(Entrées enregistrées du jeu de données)
* * * *
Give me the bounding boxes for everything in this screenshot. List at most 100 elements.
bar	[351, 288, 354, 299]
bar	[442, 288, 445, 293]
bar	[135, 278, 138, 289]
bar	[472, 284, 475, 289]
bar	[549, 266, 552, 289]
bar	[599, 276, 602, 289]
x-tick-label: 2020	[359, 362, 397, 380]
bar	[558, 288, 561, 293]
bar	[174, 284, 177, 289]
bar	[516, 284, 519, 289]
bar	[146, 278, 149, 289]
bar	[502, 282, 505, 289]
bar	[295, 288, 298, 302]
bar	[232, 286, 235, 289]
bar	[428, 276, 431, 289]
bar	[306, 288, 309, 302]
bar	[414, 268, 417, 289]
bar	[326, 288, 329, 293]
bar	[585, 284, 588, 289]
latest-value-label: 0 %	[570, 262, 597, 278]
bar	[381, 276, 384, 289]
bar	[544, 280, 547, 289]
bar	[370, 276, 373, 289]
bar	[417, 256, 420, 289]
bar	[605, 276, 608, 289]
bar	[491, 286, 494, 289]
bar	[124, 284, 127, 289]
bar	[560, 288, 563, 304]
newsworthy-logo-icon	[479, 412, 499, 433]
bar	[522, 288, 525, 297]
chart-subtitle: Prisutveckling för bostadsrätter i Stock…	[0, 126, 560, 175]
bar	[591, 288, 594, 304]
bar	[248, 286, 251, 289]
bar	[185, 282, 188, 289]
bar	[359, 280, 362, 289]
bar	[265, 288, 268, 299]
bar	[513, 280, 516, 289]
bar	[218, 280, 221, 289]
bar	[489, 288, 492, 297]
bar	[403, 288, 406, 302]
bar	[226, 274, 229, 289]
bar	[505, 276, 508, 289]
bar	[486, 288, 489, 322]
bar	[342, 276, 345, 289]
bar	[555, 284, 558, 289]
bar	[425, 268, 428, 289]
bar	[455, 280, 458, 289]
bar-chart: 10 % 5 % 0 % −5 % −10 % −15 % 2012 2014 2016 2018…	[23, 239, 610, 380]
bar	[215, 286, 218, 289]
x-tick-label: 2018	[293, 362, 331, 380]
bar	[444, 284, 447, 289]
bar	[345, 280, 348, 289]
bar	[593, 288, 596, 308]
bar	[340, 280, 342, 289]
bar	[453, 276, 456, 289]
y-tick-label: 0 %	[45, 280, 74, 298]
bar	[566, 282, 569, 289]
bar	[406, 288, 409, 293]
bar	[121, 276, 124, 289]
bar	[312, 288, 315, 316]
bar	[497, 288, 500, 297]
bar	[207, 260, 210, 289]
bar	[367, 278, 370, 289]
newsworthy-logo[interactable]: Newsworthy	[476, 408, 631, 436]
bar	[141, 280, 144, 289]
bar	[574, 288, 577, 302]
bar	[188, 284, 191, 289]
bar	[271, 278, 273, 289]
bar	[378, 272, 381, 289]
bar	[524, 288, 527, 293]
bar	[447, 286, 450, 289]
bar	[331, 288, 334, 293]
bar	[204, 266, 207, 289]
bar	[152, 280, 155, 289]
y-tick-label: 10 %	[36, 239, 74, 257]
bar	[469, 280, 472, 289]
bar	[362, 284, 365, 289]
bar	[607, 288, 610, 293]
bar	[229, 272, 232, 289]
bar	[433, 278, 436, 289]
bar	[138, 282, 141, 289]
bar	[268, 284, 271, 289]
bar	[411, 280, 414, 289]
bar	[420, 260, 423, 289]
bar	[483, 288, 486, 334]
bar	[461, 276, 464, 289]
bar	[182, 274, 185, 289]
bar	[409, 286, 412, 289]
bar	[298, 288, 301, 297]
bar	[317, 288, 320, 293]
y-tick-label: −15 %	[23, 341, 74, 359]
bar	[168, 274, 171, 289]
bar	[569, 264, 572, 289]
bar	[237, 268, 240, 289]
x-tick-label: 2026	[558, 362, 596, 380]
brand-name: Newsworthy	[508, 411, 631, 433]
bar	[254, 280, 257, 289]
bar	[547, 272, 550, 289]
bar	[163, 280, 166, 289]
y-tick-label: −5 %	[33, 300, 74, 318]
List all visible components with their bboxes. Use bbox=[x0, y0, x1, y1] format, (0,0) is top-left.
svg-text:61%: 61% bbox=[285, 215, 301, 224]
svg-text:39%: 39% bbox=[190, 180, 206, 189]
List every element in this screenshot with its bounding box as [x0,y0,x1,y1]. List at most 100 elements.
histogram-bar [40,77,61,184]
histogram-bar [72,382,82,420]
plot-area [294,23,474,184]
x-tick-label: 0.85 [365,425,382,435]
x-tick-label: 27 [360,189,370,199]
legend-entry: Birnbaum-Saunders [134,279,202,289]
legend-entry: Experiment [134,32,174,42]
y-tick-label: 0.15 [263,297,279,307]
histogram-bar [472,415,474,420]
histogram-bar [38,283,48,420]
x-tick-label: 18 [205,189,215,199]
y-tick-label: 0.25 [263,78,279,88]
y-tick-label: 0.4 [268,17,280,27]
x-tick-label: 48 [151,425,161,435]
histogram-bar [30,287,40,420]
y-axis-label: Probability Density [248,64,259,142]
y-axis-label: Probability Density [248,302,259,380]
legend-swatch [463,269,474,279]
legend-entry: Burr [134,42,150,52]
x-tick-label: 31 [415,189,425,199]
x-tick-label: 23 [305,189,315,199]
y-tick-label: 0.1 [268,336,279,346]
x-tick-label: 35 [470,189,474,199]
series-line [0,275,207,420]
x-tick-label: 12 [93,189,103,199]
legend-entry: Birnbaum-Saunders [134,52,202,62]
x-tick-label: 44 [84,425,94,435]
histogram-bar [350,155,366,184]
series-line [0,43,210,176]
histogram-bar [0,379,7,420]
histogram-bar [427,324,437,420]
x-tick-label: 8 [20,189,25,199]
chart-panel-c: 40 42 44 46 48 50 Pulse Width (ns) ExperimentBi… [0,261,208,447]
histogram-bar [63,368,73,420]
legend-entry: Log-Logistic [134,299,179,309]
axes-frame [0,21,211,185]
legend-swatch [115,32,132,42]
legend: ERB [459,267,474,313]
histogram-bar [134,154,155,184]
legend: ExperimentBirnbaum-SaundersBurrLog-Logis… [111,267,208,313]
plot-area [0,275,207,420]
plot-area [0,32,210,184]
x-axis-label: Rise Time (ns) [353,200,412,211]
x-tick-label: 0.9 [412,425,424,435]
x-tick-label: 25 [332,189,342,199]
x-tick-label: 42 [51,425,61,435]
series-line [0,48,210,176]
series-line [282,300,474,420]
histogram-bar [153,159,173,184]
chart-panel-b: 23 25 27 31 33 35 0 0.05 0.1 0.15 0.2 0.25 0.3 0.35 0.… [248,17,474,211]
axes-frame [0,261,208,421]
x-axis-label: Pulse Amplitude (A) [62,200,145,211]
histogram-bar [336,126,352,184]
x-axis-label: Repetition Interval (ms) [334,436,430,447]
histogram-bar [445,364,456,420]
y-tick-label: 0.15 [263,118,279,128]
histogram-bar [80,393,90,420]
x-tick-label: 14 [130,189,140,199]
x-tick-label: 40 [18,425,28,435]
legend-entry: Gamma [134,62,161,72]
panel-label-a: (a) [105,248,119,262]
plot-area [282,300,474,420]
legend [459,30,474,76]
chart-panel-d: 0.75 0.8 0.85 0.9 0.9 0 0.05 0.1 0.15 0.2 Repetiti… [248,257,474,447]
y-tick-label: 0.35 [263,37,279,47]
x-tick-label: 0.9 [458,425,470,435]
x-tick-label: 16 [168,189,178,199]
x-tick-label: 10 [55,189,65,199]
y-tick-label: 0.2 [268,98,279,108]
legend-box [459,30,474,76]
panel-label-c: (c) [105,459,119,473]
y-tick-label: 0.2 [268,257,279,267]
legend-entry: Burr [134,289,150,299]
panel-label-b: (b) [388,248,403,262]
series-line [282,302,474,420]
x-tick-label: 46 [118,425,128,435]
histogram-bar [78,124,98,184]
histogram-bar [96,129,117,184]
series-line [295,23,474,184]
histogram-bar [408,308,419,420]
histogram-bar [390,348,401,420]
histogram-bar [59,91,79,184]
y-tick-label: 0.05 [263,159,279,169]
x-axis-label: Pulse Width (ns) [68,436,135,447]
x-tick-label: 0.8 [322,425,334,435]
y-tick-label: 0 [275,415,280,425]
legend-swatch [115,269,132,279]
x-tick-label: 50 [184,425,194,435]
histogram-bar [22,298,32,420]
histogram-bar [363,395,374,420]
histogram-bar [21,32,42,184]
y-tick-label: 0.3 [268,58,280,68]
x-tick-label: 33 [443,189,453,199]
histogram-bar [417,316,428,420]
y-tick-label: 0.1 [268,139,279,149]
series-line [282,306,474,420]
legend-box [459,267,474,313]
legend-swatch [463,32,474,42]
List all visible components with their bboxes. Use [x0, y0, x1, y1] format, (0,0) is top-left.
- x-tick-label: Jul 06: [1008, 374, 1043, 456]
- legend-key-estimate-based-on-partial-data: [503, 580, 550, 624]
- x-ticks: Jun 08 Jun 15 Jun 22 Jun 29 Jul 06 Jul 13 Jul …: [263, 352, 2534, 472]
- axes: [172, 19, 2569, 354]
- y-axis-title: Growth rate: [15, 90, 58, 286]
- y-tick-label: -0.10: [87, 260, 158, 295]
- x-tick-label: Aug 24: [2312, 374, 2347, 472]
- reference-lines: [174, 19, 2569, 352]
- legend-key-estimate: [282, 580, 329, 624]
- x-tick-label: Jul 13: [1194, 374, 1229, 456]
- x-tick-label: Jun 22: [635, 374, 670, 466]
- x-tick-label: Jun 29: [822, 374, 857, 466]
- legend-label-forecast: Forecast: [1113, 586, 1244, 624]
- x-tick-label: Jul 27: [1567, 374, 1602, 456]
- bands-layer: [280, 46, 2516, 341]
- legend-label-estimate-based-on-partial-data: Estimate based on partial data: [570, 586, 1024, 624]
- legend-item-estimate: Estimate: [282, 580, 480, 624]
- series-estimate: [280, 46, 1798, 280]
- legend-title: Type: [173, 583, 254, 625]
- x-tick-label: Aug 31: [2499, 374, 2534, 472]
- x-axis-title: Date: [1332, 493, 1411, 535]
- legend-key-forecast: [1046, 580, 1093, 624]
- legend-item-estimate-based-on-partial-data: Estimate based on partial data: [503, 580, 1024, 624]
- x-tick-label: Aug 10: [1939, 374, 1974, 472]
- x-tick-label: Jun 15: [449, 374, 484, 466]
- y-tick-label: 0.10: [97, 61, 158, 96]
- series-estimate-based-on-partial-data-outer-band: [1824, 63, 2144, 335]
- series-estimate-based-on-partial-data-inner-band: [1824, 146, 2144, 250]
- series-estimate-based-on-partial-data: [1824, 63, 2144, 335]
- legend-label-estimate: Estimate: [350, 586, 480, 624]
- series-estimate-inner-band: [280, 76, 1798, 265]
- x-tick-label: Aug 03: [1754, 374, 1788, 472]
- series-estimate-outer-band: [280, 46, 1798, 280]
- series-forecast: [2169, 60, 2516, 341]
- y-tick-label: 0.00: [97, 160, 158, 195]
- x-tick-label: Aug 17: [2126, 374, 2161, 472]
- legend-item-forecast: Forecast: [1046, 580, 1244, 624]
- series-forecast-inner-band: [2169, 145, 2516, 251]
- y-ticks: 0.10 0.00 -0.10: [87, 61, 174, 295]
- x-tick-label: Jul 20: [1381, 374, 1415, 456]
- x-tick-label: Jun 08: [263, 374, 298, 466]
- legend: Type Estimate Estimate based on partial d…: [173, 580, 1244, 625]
* * * *
### OBJECTIF
Repérez dans les enregistrements ci-dessus chaque ligne qui contient la chaîne « logo », puis recopiez-la.

### RÉPONSE ATTENDUE
newsworthy-logo-icon	[479, 412, 499, 433]
newsworthy-logo[interactable]: Newsworthy	[476, 408, 631, 436]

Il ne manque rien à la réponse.